Tasks to carry out:
1. From the documentation on resource search tools, list the name of every tool it describes.
2. In the documentation on resource search tools, what is the default value of maxResults for grepResourceContent?
3. Continue the documentation on resource search tools from its final sentence.

[[ Passage for review, beginning ]]

All three span both static resources and collection instances — a collection instance is itself a resource, so you don't choose between them.

Glob by path — globResources

Match resource paths against a glob pattern. This is the deterministic "I know roughly where it is" tool. It reads no content, so it's cheap.

concepts/**        →  concepts/react, concepts/react/hooks, …    (any depth)
concepts/* → concepts/react (one level, not concepts/react/hooks)
concepts/*hooks* → concepts/react-hooks (within-segment substring; a prefix can't express this)

With no pattern (null), globResources returns every resource path, sorted. It's a superset of a prefix listing: globResources("concepts/**") covers what a prefix list of concepts would, plus the patterns prefixes can't reach. Results are bounded by limit (default 100).

Glob is path discovery, so it does not filter on llmReadable — it surfaces paths the same way listing does.

Grep content — grepResourceContent

Search content bodies for a pattern, line by line. Returns each match as { path, line, snippet }, with 1-based line numbers.

// pattern: "useEffect"
// → [{ path: "concepts/react", line: 2, snippet: "the useEffect hook runs after render" }]

The pattern is treated as a regular expression. If it isn't valid regex, it's matched as a literal substring instead, so a( searches for the text a( rather than erroring. Scope the search with prefix (a path prefix), and cap output with maxResults (default 50).

Ranked search — searchResources

When you have keywords rather than an exact string, searchResources scores each resource by how often your terms appear in its content and returns the top matches as { path, score, snippet }, highest score first.

// query: "react hooks"
// → [{ path: "concepts/react-hooks", score: 5, snippet: "..." }, ...]

Resources that don't match at all are dropped. Scope with prefix and cap with limit (default 10).

Choosing a tool

  • Glob when you can describe the path: concepts/**, decisions/2026-*. Deterministic, no content read.
  • Grep when you need an exact string or pattern inside the content, and you want the matching lines.
  • Search when you have keywords and want the most relevant resources ranked, not every literal hit.

[[ Passage for review, end ]]
[[ Record extracts, beginning ]]

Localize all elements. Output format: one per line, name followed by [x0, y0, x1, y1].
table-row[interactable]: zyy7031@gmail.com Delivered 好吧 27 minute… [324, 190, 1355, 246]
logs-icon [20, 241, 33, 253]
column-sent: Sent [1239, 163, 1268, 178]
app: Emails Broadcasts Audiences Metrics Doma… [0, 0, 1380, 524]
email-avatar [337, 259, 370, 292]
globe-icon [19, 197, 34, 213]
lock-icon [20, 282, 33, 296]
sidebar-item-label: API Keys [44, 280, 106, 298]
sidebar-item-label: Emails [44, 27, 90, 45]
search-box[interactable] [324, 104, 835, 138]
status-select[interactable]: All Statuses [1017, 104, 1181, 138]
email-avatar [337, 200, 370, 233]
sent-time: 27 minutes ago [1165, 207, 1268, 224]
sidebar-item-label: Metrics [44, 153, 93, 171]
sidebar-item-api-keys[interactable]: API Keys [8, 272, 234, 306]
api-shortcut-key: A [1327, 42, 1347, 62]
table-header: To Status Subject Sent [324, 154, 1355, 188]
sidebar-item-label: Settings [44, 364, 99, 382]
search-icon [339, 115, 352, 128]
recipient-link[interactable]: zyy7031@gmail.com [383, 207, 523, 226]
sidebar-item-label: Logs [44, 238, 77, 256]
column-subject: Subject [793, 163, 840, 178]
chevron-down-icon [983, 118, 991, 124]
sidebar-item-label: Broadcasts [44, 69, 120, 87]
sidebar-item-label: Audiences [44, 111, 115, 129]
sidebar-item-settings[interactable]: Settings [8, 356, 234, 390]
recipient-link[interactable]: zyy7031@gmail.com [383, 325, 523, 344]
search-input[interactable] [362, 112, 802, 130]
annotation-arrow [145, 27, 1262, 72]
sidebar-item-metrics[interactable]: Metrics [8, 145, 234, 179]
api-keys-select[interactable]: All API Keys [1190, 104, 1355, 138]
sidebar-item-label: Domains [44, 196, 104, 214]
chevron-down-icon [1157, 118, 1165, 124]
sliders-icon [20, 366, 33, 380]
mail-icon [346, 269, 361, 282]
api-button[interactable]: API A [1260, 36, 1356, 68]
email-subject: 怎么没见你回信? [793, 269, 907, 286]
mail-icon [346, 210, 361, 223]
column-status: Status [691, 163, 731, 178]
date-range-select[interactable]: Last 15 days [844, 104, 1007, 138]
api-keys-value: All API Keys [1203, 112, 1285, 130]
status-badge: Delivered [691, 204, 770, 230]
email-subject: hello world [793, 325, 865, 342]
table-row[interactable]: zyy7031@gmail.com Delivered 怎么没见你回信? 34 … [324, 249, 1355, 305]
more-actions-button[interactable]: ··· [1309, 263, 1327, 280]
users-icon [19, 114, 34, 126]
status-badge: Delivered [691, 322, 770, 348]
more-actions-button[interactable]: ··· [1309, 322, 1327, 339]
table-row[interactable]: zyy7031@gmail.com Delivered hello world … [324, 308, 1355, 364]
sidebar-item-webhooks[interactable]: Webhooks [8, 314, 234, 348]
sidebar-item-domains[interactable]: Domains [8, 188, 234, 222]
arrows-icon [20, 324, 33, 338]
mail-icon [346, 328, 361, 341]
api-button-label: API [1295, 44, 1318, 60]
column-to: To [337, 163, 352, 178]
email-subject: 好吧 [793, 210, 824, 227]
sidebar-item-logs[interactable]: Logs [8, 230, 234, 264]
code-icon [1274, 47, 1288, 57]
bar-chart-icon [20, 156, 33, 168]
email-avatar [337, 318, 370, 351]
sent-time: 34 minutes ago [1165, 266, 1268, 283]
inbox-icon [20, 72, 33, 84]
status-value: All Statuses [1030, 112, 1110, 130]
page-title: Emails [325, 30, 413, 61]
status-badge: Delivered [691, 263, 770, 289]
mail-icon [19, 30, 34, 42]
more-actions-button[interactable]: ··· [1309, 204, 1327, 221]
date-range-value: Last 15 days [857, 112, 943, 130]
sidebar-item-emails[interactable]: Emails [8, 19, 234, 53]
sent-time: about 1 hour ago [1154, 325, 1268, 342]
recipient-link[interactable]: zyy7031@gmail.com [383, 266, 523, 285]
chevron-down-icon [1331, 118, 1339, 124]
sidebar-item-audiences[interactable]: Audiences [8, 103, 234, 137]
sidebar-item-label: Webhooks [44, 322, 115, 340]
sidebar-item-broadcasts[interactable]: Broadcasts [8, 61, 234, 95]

[[ Record extracts, end ]]

Numbered responses:
1. globResources, grepResourceContent, searchResources

2. 50

3.
Limits and readability

grepResourceContent and searchResources read content, so they only see resources marked llmReadable — the same gate as readResourceContentTool. A resource the LLM can't read won't appear in their results. globResources lists paths regardless. They match the rendered content — the same text readResourceContentTool returns — so a resource whose body is a state-driven template is found by the words it renders to, not by its template source.

All three identify each resource by its storage path (for example concepts/react) — the same key readResource and listResources accept, so a path from a search result feeds straight back into them. Note that readResourceContentTool, if you pair it to pull full content, currently addresses resources by their scope-qualified URI (session/concepts/react) instead, so you'll need the URI form there.

Search and grep are lexical. They're a good fit for curated, bounded content where answers live in the words on the page. They are not a substitute for semantic retrieval over a large, uncurated corpus — that's what memory and a retrieval layer are for.

grepResourceContent treats its pattern as a regular expression, falling back to a literal match when the pattern isn't valid regex. It runs line by line over trusted resource content and does not sandbox the pattern, so a pathological regex can be slow. Isolate the call before pointing it at attacker-controlled patterns.